Layout coordinate data:
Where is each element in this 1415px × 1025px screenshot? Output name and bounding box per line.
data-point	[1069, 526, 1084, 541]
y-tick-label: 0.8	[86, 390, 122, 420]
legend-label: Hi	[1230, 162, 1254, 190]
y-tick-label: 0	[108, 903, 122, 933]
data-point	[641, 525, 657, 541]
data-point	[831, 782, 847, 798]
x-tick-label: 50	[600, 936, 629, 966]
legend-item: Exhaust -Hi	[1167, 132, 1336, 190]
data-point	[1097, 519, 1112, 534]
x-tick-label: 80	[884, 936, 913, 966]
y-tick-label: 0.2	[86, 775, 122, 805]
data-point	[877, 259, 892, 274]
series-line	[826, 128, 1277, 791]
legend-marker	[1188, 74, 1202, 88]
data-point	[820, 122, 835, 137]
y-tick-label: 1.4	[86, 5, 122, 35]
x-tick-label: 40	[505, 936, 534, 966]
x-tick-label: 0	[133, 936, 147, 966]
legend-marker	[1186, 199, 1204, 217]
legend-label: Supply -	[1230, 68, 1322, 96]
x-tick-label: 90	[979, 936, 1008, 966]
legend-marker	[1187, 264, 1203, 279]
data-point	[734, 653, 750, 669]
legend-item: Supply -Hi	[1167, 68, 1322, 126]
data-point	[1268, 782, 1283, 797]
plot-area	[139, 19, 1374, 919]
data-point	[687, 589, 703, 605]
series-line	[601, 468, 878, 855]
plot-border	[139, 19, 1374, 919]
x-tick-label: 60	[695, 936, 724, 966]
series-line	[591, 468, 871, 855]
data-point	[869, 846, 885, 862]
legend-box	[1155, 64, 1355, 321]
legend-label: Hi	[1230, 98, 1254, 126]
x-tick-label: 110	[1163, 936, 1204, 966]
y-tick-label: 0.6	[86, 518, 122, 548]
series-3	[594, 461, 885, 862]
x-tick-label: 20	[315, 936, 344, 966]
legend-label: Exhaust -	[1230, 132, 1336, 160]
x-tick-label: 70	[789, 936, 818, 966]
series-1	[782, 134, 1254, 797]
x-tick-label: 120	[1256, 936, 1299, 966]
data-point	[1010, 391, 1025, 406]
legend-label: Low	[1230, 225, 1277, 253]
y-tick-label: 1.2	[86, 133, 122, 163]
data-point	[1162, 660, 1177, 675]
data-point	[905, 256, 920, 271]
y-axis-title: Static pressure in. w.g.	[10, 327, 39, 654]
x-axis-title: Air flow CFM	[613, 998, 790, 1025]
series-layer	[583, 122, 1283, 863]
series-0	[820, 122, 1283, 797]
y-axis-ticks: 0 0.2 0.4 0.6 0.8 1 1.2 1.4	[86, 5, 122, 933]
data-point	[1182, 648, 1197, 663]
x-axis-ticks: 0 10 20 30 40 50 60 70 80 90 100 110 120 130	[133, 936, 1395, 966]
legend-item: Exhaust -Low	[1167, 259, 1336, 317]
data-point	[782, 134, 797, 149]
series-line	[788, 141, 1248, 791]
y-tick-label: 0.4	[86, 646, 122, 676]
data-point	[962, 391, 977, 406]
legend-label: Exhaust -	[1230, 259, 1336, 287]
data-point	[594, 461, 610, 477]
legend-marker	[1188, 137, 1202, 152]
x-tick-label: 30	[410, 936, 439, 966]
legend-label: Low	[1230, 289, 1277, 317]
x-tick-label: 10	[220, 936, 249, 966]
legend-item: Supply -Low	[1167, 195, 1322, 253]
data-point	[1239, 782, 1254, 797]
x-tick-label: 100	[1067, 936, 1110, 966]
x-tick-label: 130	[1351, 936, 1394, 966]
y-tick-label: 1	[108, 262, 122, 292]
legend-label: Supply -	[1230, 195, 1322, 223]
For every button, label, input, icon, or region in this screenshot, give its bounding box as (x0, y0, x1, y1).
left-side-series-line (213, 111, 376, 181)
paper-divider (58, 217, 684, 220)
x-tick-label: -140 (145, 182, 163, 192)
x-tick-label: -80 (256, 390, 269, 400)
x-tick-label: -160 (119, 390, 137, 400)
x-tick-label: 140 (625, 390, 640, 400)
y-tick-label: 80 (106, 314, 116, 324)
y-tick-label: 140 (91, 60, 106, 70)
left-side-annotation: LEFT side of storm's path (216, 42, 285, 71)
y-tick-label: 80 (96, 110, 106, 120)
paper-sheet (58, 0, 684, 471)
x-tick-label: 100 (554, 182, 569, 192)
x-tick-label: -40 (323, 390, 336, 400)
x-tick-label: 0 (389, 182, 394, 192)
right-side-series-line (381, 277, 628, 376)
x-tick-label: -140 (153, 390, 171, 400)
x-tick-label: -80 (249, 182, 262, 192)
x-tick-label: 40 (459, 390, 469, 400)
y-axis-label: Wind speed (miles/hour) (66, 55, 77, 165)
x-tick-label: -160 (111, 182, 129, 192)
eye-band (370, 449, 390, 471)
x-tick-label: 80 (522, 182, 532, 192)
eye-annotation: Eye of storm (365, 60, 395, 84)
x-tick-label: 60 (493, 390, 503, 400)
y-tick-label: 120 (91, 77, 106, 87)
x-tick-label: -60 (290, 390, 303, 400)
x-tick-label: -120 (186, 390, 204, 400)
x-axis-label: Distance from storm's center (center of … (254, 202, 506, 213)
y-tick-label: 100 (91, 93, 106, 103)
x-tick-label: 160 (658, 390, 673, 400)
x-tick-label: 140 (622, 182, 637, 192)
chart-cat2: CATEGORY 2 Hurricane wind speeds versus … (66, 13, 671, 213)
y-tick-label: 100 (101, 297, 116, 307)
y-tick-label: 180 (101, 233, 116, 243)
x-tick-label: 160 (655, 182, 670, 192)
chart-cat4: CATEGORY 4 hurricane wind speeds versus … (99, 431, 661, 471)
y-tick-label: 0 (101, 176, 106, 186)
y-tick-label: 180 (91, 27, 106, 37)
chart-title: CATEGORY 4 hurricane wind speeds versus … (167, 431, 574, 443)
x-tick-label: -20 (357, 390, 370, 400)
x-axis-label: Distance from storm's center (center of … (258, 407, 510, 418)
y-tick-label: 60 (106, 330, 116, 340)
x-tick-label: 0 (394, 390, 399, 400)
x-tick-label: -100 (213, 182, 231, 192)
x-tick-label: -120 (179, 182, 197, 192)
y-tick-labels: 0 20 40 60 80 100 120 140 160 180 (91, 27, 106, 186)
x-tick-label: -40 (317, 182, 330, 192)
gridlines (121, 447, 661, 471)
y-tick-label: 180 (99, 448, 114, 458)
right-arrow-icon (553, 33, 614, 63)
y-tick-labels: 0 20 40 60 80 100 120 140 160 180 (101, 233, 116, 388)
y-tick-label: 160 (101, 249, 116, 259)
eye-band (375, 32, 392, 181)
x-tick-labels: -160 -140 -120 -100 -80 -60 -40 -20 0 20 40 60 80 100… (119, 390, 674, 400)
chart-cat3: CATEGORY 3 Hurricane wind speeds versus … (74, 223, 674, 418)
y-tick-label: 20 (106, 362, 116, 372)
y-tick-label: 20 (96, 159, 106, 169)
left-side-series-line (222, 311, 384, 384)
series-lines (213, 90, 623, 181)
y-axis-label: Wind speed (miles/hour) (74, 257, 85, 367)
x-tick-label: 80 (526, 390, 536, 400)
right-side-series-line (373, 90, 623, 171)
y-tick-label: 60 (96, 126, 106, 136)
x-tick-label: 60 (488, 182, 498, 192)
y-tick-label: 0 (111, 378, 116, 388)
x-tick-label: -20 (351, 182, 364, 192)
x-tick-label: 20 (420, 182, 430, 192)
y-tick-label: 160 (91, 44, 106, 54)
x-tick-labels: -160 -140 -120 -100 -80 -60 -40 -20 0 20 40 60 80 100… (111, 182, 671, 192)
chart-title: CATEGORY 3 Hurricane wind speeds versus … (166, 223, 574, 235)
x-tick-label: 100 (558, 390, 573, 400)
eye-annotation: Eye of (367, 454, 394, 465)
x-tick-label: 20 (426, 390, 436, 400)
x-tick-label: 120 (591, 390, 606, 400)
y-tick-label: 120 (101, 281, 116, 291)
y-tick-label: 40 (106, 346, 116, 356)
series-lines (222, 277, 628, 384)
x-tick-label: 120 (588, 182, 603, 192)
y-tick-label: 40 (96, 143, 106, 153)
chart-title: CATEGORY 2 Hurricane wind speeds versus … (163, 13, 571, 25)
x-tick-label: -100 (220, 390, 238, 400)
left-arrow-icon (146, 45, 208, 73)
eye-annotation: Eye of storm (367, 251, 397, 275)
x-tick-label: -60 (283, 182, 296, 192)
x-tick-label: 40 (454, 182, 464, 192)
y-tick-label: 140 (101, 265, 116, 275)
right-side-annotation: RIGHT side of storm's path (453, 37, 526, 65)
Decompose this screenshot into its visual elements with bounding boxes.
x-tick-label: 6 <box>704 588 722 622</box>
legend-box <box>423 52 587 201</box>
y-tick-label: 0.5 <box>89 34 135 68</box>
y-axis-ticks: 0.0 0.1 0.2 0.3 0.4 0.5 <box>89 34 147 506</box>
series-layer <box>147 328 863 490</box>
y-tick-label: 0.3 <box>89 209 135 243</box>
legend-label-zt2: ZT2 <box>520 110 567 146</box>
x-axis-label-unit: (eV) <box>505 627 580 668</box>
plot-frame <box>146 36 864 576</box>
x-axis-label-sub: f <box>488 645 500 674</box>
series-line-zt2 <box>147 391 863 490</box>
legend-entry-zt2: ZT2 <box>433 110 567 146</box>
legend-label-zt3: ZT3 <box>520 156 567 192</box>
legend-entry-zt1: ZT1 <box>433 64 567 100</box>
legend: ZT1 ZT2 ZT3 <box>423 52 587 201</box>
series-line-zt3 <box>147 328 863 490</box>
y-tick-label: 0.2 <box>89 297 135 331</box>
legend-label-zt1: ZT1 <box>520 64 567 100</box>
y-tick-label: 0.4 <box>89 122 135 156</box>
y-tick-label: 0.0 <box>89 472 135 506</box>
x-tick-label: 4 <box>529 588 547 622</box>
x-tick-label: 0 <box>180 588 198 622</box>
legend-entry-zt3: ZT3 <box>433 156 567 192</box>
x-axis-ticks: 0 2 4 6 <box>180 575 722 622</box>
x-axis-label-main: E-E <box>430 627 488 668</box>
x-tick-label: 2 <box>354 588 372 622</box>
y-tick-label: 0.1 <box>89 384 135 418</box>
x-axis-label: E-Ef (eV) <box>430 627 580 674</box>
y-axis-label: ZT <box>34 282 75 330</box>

> [EXERCISE DIRECTIONS] Rewrite the stretch from the start of the records through the line containing "259, 1336, 317]", substituting "data-marker" for every "data-point" and leaving all other text unchanged.

> [ANSWER TO THE PROBLEM]
Where is each element in this 1415px × 1025px screenshot? Output name and bounding box per line.
data-marker	[1069, 526, 1084, 541]
y-tick-label: 0.8	[86, 390, 122, 420]
legend-label: Hi	[1230, 162, 1254, 190]
y-tick-label: 0	[108, 903, 122, 933]
data-marker	[641, 525, 657, 541]
data-marker	[831, 782, 847, 798]
x-tick-label: 50	[600, 936, 629, 966]
legend-item: Exhaust -Hi	[1167, 132, 1336, 190]
data-marker	[1097, 519, 1112, 534]
x-tick-label: 80	[884, 936, 913, 966]
y-tick-label: 0.2	[86, 775, 122, 805]
data-marker	[877, 259, 892, 274]
series-line	[826, 128, 1277, 791]
legend-marker	[1188, 74, 1202, 88]
data-marker	[820, 122, 835, 137]
y-tick-label: 1.4	[86, 5, 122, 35]
x-tick-label: 40	[505, 936, 534, 966]
x-tick-label: 0	[133, 936, 147, 966]
legend-marker	[1186, 199, 1204, 217]
legend-label: Supply -	[1230, 68, 1322, 96]
x-tick-label: 90	[979, 936, 1008, 966]
legend-marker	[1187, 264, 1203, 279]
data-marker	[734, 653, 750, 669]
legend-item: Supply -Hi	[1167, 68, 1322, 126]
data-marker	[1268, 782, 1283, 797]
plot-area	[139, 19, 1374, 919]
data-marker	[687, 589, 703, 605]
series-line	[601, 468, 878, 855]
plot-border	[139, 19, 1374, 919]
x-tick-label: 60	[695, 936, 724, 966]
series-line	[591, 468, 871, 855]
data-marker	[869, 846, 885, 862]
legend-box	[1155, 64, 1355, 321]
legend-label: Hi	[1230, 98, 1254, 126]
x-tick-label: 110	[1163, 936, 1204, 966]
y-tick-label: 0.6	[86, 518, 122, 548]
series-3	[594, 461, 885, 862]
x-tick-label: 20	[315, 936, 344, 966]
legend-label: Exhaust -	[1230, 132, 1336, 160]
x-tick-label: 70	[789, 936, 818, 966]
series-1	[782, 134, 1254, 797]
x-tick-label: 120	[1256, 936, 1299, 966]
data-marker	[1010, 391, 1025, 406]
legend-label: Low	[1230, 225, 1277, 253]
y-tick-label: 1.2	[86, 133, 122, 163]
data-marker	[1162, 660, 1177, 675]
data-marker	[905, 256, 920, 271]
y-axis-title: Static pressure in. w.g.	[10, 327, 39, 654]
x-axis-title: Air flow CFM	[613, 998, 790, 1025]
series-layer	[583, 122, 1283, 863]
series-0	[820, 122, 1283, 797]
y-axis-ticks: 0 0.2 0.4 0.6 0.8 1 1.2 1.4	[86, 5, 122, 933]
data-marker	[1182, 648, 1197, 663]
x-axis-ticks: 0 10 20 30 40 50 60 70 80 90 100 110 120 130	[133, 936, 1395, 966]
legend-item: Exhaust -Low	[1167, 259, 1336, 317]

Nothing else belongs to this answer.